GIVEN TASK: Reproduce every entry below precisely. Pictures are excluded from the copy.

-- Start of LISTED ENTRIES --

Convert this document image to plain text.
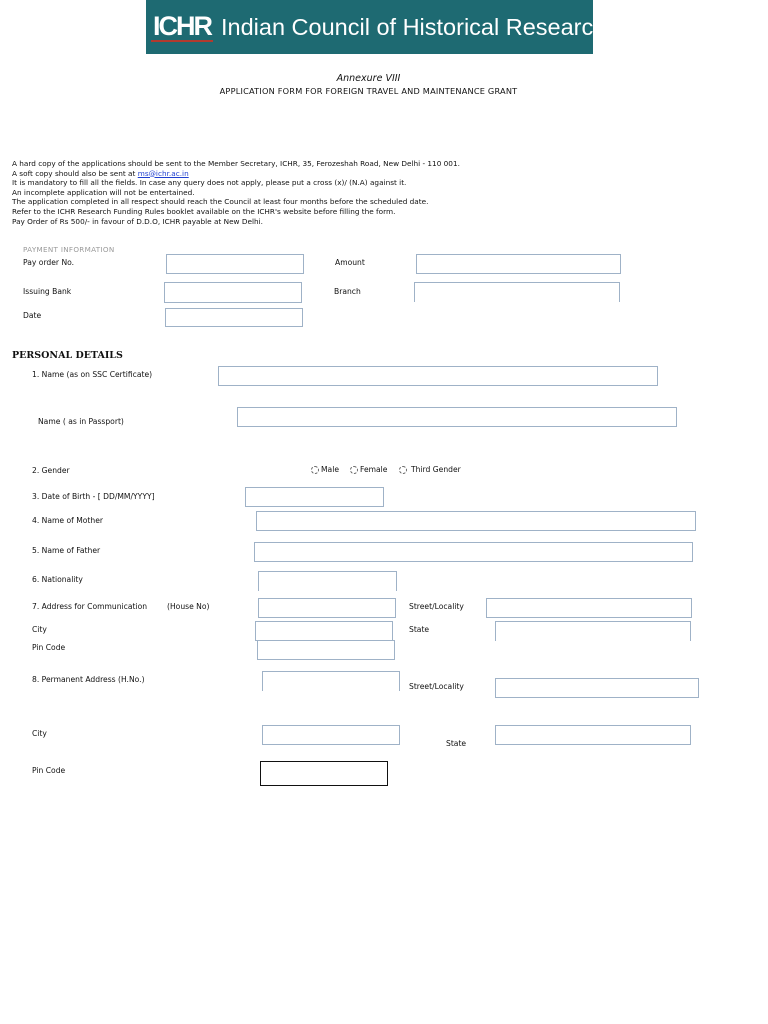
ICHR Indian Council of Historical Research
Annexure VIII
APPLICATION FORM FOR FOREIGN TRAVEL AND MAINTENANCE GRANT
A hard copy of the applications should be sent to the Member Secretary, ICHR, 35, Ferozeshah Road, New Delhi - 110 001.
A soft copy should also be sent at ms@ichr.ac.in
It is mandatory to fill all the fields. In case any query does not apply, please put a cross (x)/ (N.A) against it.
An incomplete application will not be entertained.
The application completed in all respect should reach the Council at least four months before the scheduled date.
Refer to the ICHR Research Funding Rules booklet available on the ICHR's website before filling the form.
Pay Order of Rs 500/- in favour of D.D.O, ICHR payable at New Delhi.
PAYMENT INFORMATION
Pay order No.	Amount
Issuing Bank	Branch
Date
PERSONAL DETAILS
1. Name (as on SSC Certificate)
Name ( as in Passport)
2. Gender	Male	Female	Third Gender
3. Date of Birth - [ DD/MM/YYYY]
4. Name of Mother
5. Name of Father
6. Nationality
7. Address for Communication	(House No)	Street/Locality
City	State
Pin Code
8. Permanent Address (H.No.)
Street/Locality
City
State
Pin Code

-- End of LISTED ENTRIES --

WRITTEN ANSWER:
Convert this document image to plain text.
ICHR Indian Council of Historical Research
Annexure VIII
APPLICATION FORM FOR FOREIGN TRAVEL AND MAINTENANCE GRANT
A hard copy of the applications should be sent to the Member Secretary, ICHR, 35, Ferozeshah Road, New Delhi - 110 001.
A soft copy should also be sent at ms@ichr.ac.in
It is mandatory to fill all the fields. In case any query does not apply, please put a cross (x)/ (N.A) against it.
An incomplete application will not be entertained.
The application completed in all respect should reach the Council at least four months before the scheduled date.
Refer to the ICHR Research Funding Rules booklet available on the ICHR's website before filling the form.
Pay Order of Rs 500/- in favour of D.D.O, ICHR payable at New Delhi.
PAYMENT INFORMATION
Pay order No.	Amount
Issuing Bank	Branch
Date
PERSONAL DETAILS
1. Name (as on SSC Certificate)
Name ( as in Passport)
2. Gender	Male	Female	Third Gender
3. Date of Birth - [ DD/MM/YYYY]
4. Name of Mother
5. Name of Father
6. Nationality
7. Address for Communication	(House No)	Street/Locality
City	State
Pin Code
8. Permanent Address (H.No.)
Street/Locality
City
State
Pin Code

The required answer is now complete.